Directions for this task: Drop every picture, then transcribe the remaining data exactly.

☆ ☆ ☆

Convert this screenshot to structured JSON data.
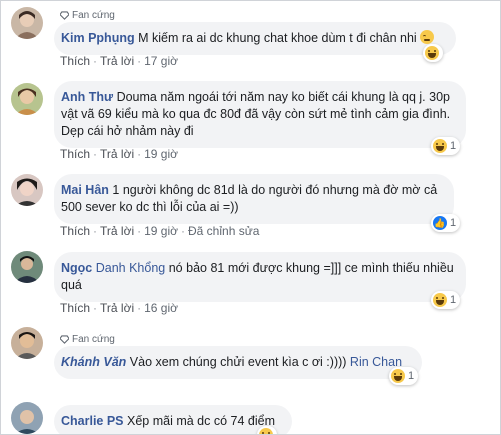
{
  "fan_badge": "Fan cứng",
  "actions": {
    "like": "Thích",
    "reply": "Trả lời",
    "edited": "Đã chỉnh sửa"
  },
  "comments": [
    {
      "name": "Kim Pphụng",
      "text": "M kiếm ra ai dc khung chat khoe dùm t đi chân nhi",
      "time": "17 giờ",
      "reaction": "haha",
      "reaction_count": ""
    },
    {
      "name": "Anh Thư",
      "text": "Douma năm ngoái tới năm nay ko biết cái khung là qq j. 30p vật vã 69 kiểu mà ko qua đc 80đ đã vậy còn sứt mẻ tình cảm gia đình. Dẹp cái hở nhảm này đi",
      "time": "19 giờ",
      "reaction": "haha",
      "reaction_count": "1"
    },
    {
      "name": "Mai Hân",
      "text": "1 người không dc 81d là do người đó nhưng mà đờ mờ cả 500 sever ko dc thì lỗi của ai =))",
      "time": "19 giờ",
      "reaction": "like",
      "reaction_count": "1"
    },
    {
      "name": "Ngọc",
      "name_extra": "Danh Khổng",
      "text": "nó bảo 81 mới được khung =]]] ce mình thiếu nhiều quá",
      "time": "16 giờ",
      "reaction": "haha",
      "reaction_count": "1"
    },
    {
      "name": "Khánh Văn",
      "text": "Vào xem chúng chửi event kìa c ơi :))))",
      "mention": "Rin Chan",
      "reaction": "haha",
      "reaction_count": "1"
    },
    {
      "name": "Charlie PS",
      "text": "Xếp mãi mà dc có 74 điểm"
    }
  ],
  "colors": {
    "link": "#385898",
    "bubble": "#f2f3f5",
    "meta": "#606770"
  }
}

☆ ☆ ☆

Exercise solution:
Convert this screenshot to structured JSON data.
{
  "fan_badge": "Fan cứng",
  "actions": {
    "like": "Thích",
    "reply": "Trả lời",
    "edited": "Đã chỉnh sửa"
  },
  "comments": [
    {
      "name": "Kim Pphụng",
      "text": "M kiếm ra ai dc khung chat khoe dùm t đi chân nhi",
      "time": "17 giờ",
      "reaction": "haha",
      "reaction_count": ""
    },
    {
      "name": "Anh Thư",
      "text": "Douma năm ngoái tới năm nay ko biết cái khung là qq j. 30p vật vã 69 kiểu mà ko qua đc 80đ đã vậy còn sứt mẻ tình cảm gia đình. Dẹp cái hở nhảm này đi",
      "time": "19 giờ",
      "reaction": "haha",
      "reaction_count": "1"
    },
    {
      "name": "Mai Hân",
      "text": "1 người không dc 81d là do người đó nhưng mà đờ mờ cả 500 sever ko dc thì lỗi của ai =))",
      "time": "19 giờ",
      "reaction": "like",
      "reaction_count": "1"
    },
    {
      "name": "Ngọc",
      "name_extra": "Danh Khổng",
      "text": "nó bảo 81 mới được khung =]]] ce mình thiếu nhiều quá",
      "time": "16 giờ",
      "reaction": "haha",
      "reaction_count": "1"
    },
    {
      "name": "Khánh Văn",
      "text": "Vào xem chúng chửi event kìa c ơi :))))",
      "mention": "Rin Chan",
      "reaction": "haha",
      "reaction_count": "1"
    },
    {
      "name": "Charlie PS",
      "text": "Xếp mãi mà dc có 74 điểm"
    }
  ],
  "colors": {
    "link": "#385898",
    "bubble": "#f2f3f5",
    "meta": "#606770"
  }
}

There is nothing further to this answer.